Which lines contain the string "целевые"? Please list every one of them.

--- Start ---

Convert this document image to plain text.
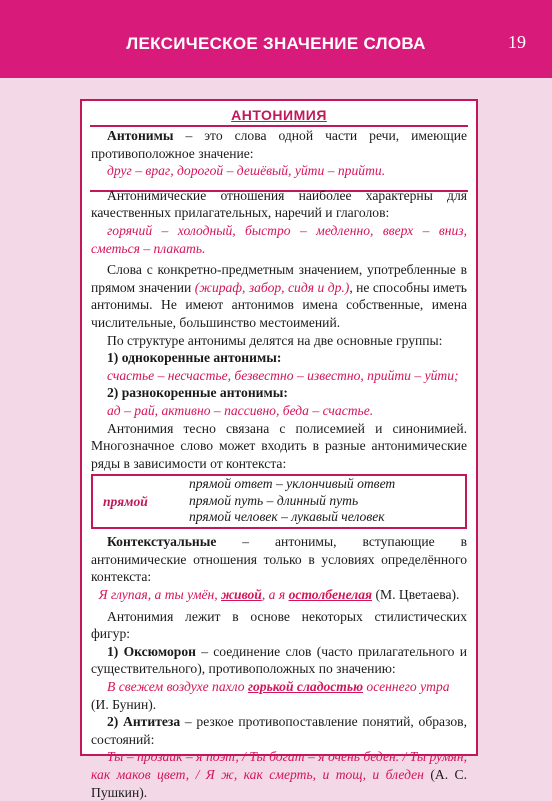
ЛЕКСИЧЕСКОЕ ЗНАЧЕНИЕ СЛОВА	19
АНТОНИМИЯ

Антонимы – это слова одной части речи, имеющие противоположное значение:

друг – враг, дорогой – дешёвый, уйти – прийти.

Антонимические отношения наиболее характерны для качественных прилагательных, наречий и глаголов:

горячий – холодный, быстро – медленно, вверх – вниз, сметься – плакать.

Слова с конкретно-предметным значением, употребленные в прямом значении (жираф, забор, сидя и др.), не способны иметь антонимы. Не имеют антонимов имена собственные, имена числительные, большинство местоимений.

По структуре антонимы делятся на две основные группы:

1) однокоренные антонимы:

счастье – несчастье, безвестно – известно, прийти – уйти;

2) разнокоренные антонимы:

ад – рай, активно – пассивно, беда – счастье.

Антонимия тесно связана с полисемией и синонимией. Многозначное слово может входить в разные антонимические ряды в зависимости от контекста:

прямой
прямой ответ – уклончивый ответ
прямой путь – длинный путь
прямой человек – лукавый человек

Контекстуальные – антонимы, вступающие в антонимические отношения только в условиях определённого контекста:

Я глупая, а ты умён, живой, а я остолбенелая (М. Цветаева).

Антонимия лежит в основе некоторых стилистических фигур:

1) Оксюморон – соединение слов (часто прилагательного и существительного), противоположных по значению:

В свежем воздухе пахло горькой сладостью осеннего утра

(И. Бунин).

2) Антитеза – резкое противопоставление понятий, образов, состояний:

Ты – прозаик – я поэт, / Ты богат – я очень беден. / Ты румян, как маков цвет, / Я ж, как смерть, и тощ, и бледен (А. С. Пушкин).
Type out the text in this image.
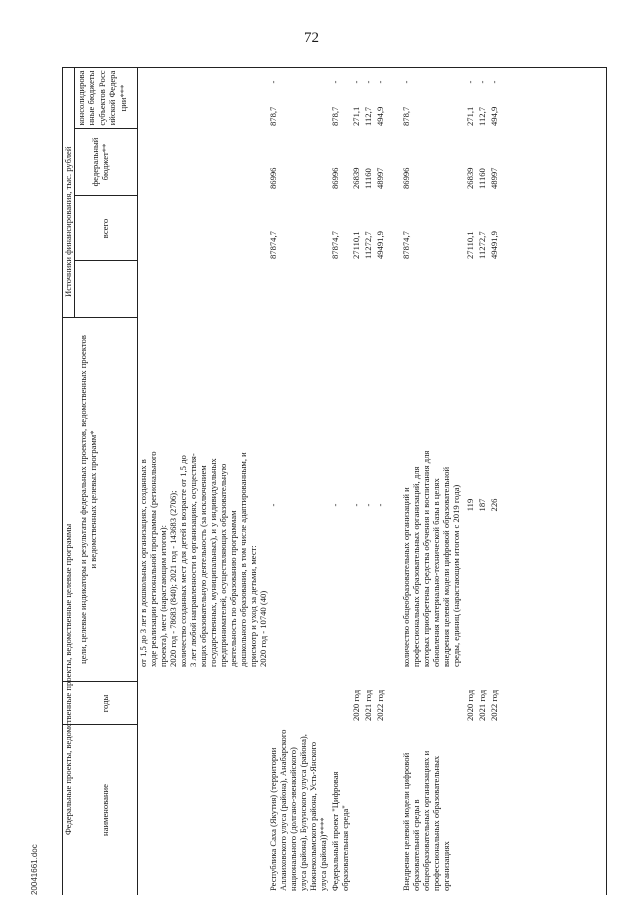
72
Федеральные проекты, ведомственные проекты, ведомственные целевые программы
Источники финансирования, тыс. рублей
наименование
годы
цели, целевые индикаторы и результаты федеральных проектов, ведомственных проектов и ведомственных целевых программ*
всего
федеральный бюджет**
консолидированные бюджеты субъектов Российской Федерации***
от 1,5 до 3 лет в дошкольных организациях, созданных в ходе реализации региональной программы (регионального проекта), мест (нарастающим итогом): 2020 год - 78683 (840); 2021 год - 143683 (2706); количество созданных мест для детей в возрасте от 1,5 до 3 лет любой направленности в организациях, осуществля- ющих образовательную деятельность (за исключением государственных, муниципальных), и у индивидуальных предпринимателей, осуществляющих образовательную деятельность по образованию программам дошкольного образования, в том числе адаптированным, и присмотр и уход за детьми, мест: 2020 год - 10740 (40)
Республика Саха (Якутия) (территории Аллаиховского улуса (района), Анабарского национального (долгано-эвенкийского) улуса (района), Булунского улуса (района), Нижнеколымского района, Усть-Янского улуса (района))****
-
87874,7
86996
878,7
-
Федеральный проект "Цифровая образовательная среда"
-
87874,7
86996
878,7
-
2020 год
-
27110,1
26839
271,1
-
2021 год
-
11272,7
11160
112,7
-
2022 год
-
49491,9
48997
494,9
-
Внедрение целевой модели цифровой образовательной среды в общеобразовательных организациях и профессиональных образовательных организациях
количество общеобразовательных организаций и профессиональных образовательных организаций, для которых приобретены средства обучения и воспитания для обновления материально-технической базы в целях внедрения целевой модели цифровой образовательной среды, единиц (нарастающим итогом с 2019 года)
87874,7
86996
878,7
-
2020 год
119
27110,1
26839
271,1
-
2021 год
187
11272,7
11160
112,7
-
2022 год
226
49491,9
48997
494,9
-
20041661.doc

--- End ---

| Result |
Федеральные проекты, ведомственные проекты, ведомственные целевые программы
цели, целевые индикаторы и результаты федеральных проектов, ведомственных проектов и ведомственных целевых программ*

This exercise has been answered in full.